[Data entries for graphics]
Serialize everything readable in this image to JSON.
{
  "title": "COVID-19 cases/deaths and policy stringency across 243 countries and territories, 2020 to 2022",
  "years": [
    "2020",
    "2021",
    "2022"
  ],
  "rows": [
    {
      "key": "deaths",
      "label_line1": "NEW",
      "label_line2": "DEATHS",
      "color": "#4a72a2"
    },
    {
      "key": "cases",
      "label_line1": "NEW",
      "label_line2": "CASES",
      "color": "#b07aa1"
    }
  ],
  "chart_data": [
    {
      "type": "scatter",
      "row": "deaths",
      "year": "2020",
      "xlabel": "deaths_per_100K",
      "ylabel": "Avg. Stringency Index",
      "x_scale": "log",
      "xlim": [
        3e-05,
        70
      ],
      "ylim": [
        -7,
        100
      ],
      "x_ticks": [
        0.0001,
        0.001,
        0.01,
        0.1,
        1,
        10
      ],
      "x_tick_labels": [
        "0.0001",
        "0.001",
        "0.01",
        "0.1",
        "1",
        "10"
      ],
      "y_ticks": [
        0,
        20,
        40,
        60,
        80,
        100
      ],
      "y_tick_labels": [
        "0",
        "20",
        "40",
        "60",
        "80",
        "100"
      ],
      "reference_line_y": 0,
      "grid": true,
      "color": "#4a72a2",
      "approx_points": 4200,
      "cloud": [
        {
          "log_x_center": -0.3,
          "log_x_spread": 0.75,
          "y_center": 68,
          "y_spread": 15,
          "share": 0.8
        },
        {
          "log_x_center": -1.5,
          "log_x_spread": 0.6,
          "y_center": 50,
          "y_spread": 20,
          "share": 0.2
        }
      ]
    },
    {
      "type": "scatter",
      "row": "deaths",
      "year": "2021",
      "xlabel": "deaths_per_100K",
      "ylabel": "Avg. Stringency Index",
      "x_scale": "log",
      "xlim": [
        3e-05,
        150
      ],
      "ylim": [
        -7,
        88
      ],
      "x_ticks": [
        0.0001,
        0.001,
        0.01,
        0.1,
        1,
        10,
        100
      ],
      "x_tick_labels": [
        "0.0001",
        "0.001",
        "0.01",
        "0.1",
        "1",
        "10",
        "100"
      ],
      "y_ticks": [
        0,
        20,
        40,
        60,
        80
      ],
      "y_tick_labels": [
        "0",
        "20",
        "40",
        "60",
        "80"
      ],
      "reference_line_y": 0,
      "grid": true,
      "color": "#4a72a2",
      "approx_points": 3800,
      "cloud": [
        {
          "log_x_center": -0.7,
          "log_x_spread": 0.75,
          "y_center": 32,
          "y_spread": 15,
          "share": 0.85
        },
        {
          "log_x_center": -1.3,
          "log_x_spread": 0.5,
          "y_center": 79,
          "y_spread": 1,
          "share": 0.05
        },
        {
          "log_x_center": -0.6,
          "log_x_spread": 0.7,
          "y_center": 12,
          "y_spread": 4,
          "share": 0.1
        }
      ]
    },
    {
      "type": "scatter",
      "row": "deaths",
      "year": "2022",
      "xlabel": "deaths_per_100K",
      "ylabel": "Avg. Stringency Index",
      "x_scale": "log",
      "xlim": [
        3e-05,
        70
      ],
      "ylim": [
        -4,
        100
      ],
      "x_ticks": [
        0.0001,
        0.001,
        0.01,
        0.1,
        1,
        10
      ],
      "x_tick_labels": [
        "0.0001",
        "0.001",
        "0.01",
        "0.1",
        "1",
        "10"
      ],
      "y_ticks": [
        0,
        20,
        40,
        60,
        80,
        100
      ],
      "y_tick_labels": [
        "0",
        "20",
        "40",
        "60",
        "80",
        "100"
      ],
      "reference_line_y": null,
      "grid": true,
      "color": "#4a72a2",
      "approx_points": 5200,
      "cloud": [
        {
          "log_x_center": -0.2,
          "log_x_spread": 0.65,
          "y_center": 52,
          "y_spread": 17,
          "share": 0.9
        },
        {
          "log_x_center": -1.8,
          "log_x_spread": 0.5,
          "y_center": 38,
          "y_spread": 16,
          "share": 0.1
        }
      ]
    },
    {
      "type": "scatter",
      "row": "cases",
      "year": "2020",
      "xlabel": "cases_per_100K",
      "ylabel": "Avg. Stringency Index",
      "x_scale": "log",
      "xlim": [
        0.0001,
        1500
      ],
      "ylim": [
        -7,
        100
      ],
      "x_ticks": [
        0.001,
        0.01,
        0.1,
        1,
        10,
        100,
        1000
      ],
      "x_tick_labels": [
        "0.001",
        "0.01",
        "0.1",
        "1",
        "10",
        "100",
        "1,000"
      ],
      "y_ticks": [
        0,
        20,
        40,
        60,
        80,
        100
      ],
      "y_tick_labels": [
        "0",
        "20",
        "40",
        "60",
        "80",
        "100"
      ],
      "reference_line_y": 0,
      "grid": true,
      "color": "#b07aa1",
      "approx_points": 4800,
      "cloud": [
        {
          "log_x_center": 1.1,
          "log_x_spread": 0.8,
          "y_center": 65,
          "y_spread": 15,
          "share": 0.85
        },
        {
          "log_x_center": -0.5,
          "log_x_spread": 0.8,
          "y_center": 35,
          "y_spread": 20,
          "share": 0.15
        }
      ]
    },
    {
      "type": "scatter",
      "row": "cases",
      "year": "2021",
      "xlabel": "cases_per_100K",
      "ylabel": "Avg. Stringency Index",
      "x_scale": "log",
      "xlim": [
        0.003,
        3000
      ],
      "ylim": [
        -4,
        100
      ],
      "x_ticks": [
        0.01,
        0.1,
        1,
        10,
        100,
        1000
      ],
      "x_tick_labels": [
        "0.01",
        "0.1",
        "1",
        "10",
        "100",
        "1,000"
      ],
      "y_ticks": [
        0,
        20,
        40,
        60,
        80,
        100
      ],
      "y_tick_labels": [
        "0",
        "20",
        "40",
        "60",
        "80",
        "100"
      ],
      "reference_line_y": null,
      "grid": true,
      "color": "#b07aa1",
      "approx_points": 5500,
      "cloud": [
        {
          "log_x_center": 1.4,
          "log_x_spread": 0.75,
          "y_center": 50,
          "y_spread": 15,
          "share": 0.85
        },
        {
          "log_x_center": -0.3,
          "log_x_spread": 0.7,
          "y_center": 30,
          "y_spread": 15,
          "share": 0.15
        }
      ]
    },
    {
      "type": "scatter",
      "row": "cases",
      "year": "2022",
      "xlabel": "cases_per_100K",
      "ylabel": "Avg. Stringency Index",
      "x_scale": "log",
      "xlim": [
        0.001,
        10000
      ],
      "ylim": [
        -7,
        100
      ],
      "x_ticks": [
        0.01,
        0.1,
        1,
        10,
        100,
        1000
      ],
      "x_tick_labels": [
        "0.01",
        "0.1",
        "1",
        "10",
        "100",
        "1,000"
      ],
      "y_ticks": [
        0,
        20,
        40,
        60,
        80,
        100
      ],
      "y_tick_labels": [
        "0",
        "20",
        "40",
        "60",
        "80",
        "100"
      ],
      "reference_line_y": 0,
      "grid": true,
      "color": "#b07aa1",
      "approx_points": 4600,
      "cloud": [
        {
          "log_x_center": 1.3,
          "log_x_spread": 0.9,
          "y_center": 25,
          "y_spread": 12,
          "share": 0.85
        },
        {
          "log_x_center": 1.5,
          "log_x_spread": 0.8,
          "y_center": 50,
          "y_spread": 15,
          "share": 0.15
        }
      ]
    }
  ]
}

- GOAL:
Return the entries above exactly as they appear.

- SOLVED EXERCISE:
Serialize everything readable in this image to JSON.
{
  "title": "COVID-19 cases/deaths and policy stringency across 243 countries and territories, 2020 to 2022",
  "years": [
    "2020",
    "2021",
    "2022"
  ],
  "rows": [
    {
      "key": "deaths",
      "label_line1": "NEW",
      "label_line2": "DEATHS",
      "color": "#4a72a2"
    },
    {
      "key": "cases",
      "label_line1": "NEW",
      "label_line2": "CASES",
      "color": "#b07aa1"
    }
  ],
  "chart_data": [
    {
      "type": "scatter",
      "row": "deaths",
      "year": "2020",
      "xlabel": "deaths_per_100K",
      "ylabel": "Avg. Stringency Index",
      "x_scale": "log",
      "xlim": [
        3e-05,
        70
      ],
      "ylim": [
        -7,
        100
      ],
      "x_ticks": [
        0.0001,
        0.001,
        0.01,
        0.1,
        1,
        10
      ],
      "x_tick_labels": [
        "0.0001",
        "0.001",
        "0.01",
        "0.1",
        "1",
        "10"
      ],
      "y_ticks": [
        0,
        20,
        40,
        60,
        80,
        100
      ],
      "y_tick_labels": [
        "0",
        "20",
        "40",
        "60",
        "80",
        "100"
      ],
      "reference_line_y": 0,
      "grid": true,
      "color": "#4a72a2",
      "approx_points": 4200,
      "cloud": [
        {
          "log_x_center": -0.3,
          "log_x_spread": 0.75,
          "y_center": 68,
          "y_spread": 15,
          "share": 0.8
        },
        {
          "log_x_center": -1.5,
          "log_x_spread": 0.6,
          "y_center": 50,
          "y_spread": 20,
          "share": 0.2
        }
      ]
    },
    {
      "type": "scatter",
      "row": "deaths",
      "year": "2021",
      "xlabel": "deaths_per_100K",
      "ylabel": "Avg. Stringency Index",
      "x_scale": "log",
      "xlim": [
        3e-05,
        150
      ],
      "ylim": [
        -7,
        88
      ],
      "x_ticks": [
        0.0001,
        0.001,
        0.01,
        0.1,
        1,
        10,
        100
      ],
      "x_tick_labels": [
        "0.0001",
        "0.001",
        "0.01",
        "0.1",
        "1",
        "10",
        "100"
      ],
      "y_ticks": [
        0,
        20,
        40,
        60,
        80
      ],
      "y_tick_labels": [
        "0",
        "20",
        "40",
        "60",
        "80"
      ],
      "reference_line_y": 0,
      "grid": true,
      "color": "#4a72a2",
      "approx_points": 3800,
      "cloud": [
        {
          "log_x_center": -0.7,
          "log_x_spread": 0.75,
          "y_center": 32,
          "y_spread": 15,
          "share": 0.85
        },
        {
          "log_x_center": -1.3,
          "log_x_spread": 0.5,
          "y_center": 79,
          "y_spread": 1,
          "share": 0.05
        },
        {
          "log_x_center": -0.6,
          "log_x_spread": 0.7,
          "y_center": 12,
          "y_spread": 4,
          "share": 0.1
        }
      ]
    },
    {
      "type": "scatter",
      "row": "deaths",
      "year": "2022",
      "xlabel": "deaths_per_100K",
      "ylabel": "Avg. Stringency Index",
      "x_scale": "log",
      "xlim": [
        3e-05,
        70
      ],
      "ylim": [
        -4,
        100
      ],
      "x_ticks": [
        0.0001,
        0.001,
        0.01,
        0.1,
        1,
        10
      ],
      "x_tick_labels": [
        "0.0001",
        "0.001",
        "0.01",
        "0.1",
        "1",
        "10"
      ],
      "y_ticks": [
        0,
        20,
        40,
        60,
        80,
        100
      ],
      "y_tick_labels": [
        "0",
        "20",
        "40",
        "60",
        "80",
        "100"
      ],
      "reference_line_y": null,
      "grid": true,
      "color": "#4a72a2",
      "approx_points": 5200,
      "cloud": [
        {
          "log_x_center": -0.2,
          "log_x_spread": 0.65,
          "y_center": 52,
          "y_spread": 17,
          "share": 0.9
        },
        {
          "log_x_center": -1.8,
          "log_x_spread": 0.5,
          "y_center": 38,
          "y_spread": 16,
          "share": 0.1
        }
      ]
    },
    {
      "type": "scatter",
      "row": "cases",
      "year": "2020",
      "xlabel": "cases_per_100K",
      "ylabel": "Avg. Stringency Index",
      "x_scale": "log",
      "xlim": [
        0.0001,
        1500
      ],
      "ylim": [
        -7,
        100
      ],
      "x_ticks": [
        0.001,
        0.01,
        0.1,
        1,
        10,
        100,
        1000
      ],
      "x_tick_labels": [
        "0.001",
        "0.01",
        "0.1",
        "1",
        "10",
        "100",
        "1,000"
      ],
      "y_ticks": [
        0,
        20,
        40,
        60,
        80,
        100
      ],
      "y_tick_labels": [
        "0",
        "20",
        "40",
        "60",
        "80",
        "100"
      ],
      "reference_line_y": 0,
      "grid": true,
      "color": "#b07aa1",
      "approx_points": 4800,
      "cloud": [
        {
          "log_x_center": 1.1,
          "log_x_spread": 0.8,
          "y_center": 65,
          "y_spread": 15,
          "share": 0.85
        },
        {
          "log_x_center": -0.5,
          "log_x_spread": 0.8,
          "y_center": 35,
          "y_spread": 20,
          "share": 0.15
        }
      ]
    },
    {
      "type": "scatter",
      "row": "cases",
      "year": "2021",
      "xlabel": "cases_per_100K",
      "ylabel": "Avg. Stringency Index",
      "x_scale": "log",
      "xlim": [
        0.003,
        3000
      ],
      "ylim": [
        -4,
        100
      ],
      "x_ticks": [
        0.01,
        0.1,
        1,
        10,
        100,
        1000
      ],
      "x_tick_labels": [
        "0.01",
        "0.1",
        "1",
        "10",
        "100",
        "1,000"
      ],
      "y_ticks": [
        0,
        20,
        40,
        60,
        80,
        100
      ],
      "y_tick_labels": [
        "0",
        "20",
        "40",
        "60",
        "80",
        "100"
      ],
      "reference_line_y": null,
      "grid": true,
      "color": "#b07aa1",
      "approx_points": 5500,
      "cloud": [
        {
          "log_x_center": 1.4,
          "log_x_spread": 0.75,
          "y_center": 50,
          "y_spread": 15,
          "share": 0.85
        },
        {
          "log_x_center": -0.3,
          "log_x_spread": 0.7,
          "y_center": 30,
          "y_spread": 15,
          "share": 0.15
        }
      ]
    },
    {
      "type": "scatter",
      "row": "cases",
      "year": "2022",
      "xlabel": "cases_per_100K",
      "ylabel": "Avg. Stringency Index",
      "x_scale": "log",
      "xlim": [
        0.001,
        10000
      ],
      "ylim": [
        -7,
        100
      ],
      "x_ticks": [
        0.01,
        0.1,
        1,
        10,
        100,
        1000
      ],
      "x_tick_labels": [
        "0.01",
        "0.1",
        "1",
        "10",
        "100",
        "1,000"
      ],
      "y_ticks": [
        0,
        20,
        40,
        60,
        80,
        100
      ],
      "y_tick_labels": [
        "0",
        "20",
        "40",
        "60",
        "80",
        "100"
      ],
      "reference_line_y": 0,
      "grid": true,
      "color": "#b07aa1",
      "approx_points": 4600,
      "cloud": [
        {
          "log_x_center": 1.3,
          "log_x_spread": 0.9,
          "y_center": 25,
          "y_spread": 12,
          "share": 0.85
        },
        {
          "log_x_center": 1.5,
          "log_x_spread": 0.8,
          "y_center": 50,
          "y_spread": 15,
          "share": 0.15
        }
      ]
    }
  ]
}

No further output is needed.